| YOUR GOAL |
List all the lines in these records that hold "중도절단됨".

[Items from a dataset]
_____

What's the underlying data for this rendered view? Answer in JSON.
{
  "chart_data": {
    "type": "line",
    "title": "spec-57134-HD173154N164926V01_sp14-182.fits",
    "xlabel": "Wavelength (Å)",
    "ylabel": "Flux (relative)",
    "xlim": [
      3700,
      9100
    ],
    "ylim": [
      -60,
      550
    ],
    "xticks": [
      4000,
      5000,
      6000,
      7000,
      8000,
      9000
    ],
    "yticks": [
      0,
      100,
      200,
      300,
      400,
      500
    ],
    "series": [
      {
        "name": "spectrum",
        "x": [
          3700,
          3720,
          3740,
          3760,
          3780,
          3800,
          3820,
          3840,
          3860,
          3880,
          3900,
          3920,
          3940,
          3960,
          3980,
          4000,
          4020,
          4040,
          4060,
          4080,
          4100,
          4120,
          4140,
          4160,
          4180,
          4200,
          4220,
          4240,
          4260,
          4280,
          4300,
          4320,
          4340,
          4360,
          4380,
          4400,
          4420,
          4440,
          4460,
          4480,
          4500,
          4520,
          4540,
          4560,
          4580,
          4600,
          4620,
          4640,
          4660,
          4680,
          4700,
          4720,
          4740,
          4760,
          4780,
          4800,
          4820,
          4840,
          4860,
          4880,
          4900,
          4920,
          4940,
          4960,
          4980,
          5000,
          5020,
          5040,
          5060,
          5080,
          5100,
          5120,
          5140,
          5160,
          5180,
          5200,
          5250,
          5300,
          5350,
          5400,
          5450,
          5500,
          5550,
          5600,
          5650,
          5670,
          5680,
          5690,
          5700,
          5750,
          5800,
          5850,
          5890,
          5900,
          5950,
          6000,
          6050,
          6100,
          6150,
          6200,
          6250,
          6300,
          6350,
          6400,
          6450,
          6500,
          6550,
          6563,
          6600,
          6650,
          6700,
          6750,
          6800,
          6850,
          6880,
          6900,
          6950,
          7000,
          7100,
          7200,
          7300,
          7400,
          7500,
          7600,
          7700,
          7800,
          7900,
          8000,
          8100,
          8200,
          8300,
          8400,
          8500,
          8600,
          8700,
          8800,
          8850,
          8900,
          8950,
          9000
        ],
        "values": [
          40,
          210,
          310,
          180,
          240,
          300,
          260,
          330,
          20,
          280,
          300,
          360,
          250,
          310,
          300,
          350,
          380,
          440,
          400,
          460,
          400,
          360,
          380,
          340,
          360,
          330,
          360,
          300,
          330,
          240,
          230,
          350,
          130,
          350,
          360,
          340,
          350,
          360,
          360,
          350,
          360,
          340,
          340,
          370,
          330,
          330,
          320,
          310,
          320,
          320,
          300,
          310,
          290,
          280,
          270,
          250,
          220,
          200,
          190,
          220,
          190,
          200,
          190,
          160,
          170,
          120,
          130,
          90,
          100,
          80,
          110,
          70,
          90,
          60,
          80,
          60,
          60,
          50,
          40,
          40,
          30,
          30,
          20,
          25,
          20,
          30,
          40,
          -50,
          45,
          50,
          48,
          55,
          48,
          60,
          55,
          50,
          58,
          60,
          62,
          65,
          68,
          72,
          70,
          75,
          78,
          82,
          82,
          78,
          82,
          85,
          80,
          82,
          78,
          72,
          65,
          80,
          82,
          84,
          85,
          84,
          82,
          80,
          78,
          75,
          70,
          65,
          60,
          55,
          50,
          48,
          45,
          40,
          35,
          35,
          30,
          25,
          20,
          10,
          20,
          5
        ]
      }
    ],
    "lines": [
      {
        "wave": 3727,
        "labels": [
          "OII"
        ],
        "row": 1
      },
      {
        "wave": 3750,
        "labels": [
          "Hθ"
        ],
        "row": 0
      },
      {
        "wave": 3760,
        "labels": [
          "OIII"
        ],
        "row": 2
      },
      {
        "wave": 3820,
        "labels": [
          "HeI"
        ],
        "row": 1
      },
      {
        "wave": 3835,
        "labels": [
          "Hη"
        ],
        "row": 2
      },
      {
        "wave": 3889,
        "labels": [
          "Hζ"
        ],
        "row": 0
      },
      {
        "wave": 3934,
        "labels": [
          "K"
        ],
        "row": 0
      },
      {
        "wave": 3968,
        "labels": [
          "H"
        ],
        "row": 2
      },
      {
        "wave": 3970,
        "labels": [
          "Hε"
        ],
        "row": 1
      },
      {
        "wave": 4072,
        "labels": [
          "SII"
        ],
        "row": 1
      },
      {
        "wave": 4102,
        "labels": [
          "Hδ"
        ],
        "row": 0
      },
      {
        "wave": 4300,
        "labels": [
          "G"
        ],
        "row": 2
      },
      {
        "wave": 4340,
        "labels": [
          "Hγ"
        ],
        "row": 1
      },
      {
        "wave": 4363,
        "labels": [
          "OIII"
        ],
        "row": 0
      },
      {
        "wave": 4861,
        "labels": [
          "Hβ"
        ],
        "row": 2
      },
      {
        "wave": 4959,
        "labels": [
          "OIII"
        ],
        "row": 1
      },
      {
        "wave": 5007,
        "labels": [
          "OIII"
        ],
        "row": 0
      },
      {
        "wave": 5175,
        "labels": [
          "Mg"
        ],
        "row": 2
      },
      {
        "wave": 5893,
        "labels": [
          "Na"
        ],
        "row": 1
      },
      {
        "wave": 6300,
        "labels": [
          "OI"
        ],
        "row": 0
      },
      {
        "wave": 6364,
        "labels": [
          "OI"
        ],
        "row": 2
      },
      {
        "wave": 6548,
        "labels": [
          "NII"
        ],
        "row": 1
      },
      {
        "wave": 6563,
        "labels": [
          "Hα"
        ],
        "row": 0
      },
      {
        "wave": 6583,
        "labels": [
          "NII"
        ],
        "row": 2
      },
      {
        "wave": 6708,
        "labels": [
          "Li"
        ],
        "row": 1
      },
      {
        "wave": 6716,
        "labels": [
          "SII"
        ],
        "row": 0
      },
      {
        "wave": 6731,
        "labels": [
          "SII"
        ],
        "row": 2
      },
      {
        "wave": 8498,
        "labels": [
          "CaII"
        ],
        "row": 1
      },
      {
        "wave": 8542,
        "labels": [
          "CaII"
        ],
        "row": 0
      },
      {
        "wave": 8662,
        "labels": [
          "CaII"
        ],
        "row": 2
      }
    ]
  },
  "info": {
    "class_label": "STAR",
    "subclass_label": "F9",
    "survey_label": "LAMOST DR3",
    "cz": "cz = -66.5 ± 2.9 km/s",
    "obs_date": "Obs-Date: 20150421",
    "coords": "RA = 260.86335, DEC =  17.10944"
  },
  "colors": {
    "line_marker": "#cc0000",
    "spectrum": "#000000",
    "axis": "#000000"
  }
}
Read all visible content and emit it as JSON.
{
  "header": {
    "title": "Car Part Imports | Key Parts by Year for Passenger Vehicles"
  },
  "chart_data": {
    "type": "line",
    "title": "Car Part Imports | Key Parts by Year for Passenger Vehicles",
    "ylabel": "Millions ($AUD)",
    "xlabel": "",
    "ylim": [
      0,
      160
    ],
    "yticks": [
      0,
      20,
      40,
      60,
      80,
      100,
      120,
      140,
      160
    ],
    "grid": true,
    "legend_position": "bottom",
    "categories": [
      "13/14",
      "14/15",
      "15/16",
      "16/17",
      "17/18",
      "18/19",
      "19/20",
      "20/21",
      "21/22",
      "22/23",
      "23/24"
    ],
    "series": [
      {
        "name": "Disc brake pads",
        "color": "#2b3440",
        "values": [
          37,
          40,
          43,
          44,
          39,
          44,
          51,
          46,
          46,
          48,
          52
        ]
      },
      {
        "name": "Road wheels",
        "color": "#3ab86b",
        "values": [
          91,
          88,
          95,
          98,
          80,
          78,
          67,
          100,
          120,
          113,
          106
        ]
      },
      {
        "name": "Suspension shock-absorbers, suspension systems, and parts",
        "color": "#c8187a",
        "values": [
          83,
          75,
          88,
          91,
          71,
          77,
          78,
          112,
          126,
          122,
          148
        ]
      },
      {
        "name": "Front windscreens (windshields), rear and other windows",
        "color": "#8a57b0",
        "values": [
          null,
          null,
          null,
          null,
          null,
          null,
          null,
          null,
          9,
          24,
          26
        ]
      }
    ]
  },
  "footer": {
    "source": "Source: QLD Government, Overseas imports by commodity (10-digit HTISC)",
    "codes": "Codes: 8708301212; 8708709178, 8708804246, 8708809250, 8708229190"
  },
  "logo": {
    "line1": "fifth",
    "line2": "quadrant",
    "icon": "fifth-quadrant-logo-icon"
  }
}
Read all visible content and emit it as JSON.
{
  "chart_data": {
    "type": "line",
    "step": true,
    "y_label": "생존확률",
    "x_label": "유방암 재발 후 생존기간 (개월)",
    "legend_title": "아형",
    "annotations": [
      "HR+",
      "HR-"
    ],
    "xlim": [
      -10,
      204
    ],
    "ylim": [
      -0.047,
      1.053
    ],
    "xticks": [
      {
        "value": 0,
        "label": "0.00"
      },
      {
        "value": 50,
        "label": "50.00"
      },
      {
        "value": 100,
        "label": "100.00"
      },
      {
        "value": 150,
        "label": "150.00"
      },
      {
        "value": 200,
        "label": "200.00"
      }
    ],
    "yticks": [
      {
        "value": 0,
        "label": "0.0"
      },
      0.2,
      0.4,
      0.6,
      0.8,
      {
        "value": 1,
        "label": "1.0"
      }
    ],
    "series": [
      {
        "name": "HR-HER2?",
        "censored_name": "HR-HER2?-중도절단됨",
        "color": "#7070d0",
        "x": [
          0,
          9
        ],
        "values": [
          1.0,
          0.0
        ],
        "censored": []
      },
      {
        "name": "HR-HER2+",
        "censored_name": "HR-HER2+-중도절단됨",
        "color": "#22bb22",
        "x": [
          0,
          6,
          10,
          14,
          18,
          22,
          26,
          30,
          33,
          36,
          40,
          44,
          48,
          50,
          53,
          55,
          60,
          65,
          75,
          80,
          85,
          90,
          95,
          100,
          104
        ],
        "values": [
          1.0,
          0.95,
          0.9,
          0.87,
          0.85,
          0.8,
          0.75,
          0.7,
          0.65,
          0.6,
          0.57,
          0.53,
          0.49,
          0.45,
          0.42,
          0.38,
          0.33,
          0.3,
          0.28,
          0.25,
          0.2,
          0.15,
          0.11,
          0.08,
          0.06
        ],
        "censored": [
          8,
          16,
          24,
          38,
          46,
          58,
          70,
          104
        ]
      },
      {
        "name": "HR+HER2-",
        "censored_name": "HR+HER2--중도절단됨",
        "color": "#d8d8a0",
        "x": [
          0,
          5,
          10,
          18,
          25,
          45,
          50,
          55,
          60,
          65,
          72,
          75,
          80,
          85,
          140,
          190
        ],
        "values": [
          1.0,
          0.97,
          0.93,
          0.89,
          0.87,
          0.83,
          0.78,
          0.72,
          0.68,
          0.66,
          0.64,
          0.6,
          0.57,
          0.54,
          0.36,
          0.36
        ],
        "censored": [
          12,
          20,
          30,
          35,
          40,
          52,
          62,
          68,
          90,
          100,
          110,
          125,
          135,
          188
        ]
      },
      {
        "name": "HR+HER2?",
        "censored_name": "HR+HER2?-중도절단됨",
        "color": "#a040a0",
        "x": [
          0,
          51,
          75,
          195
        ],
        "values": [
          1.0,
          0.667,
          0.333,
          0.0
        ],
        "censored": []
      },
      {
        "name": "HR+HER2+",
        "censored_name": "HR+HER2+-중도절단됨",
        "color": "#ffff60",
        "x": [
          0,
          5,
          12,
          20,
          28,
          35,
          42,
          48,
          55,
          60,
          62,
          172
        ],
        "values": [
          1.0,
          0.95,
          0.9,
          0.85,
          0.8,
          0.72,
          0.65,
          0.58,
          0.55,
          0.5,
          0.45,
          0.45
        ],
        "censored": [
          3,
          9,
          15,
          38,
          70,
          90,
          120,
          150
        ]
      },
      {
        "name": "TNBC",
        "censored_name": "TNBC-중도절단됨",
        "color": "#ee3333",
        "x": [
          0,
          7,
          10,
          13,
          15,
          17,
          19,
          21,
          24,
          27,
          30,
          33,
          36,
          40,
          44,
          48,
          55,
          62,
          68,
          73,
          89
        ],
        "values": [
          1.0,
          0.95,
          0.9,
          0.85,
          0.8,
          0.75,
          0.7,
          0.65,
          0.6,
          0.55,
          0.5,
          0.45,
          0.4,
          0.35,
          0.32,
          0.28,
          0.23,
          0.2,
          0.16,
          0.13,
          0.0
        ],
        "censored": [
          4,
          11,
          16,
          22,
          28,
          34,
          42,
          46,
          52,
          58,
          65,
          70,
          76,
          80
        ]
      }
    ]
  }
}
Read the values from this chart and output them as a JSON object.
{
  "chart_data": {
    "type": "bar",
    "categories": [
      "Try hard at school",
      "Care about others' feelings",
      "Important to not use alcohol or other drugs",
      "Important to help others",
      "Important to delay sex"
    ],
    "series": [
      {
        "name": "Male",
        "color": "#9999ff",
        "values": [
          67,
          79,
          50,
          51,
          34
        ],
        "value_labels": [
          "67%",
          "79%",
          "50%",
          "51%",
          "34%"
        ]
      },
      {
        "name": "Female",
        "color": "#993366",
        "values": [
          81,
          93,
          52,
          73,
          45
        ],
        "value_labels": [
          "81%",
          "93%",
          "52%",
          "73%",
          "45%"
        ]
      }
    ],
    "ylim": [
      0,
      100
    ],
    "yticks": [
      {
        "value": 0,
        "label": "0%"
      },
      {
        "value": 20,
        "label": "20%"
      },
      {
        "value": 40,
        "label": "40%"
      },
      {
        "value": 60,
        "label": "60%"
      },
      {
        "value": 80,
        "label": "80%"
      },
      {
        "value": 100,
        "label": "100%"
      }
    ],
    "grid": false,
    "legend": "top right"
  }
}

_____

| FULL OUTPUT |
        "censored_name": "HR-HER2?-중도절단됨",
        "censored_name": "HR-HER2+-중도절단됨",
        "censored_name": "HR+HER2--중도절단됨",
        "censored_name": "HR+HER2?-중도절단됨",
        "censored_name": "HR+HER2+-중도절단됨",
        "censored_name": "TNBC-중도절단됨",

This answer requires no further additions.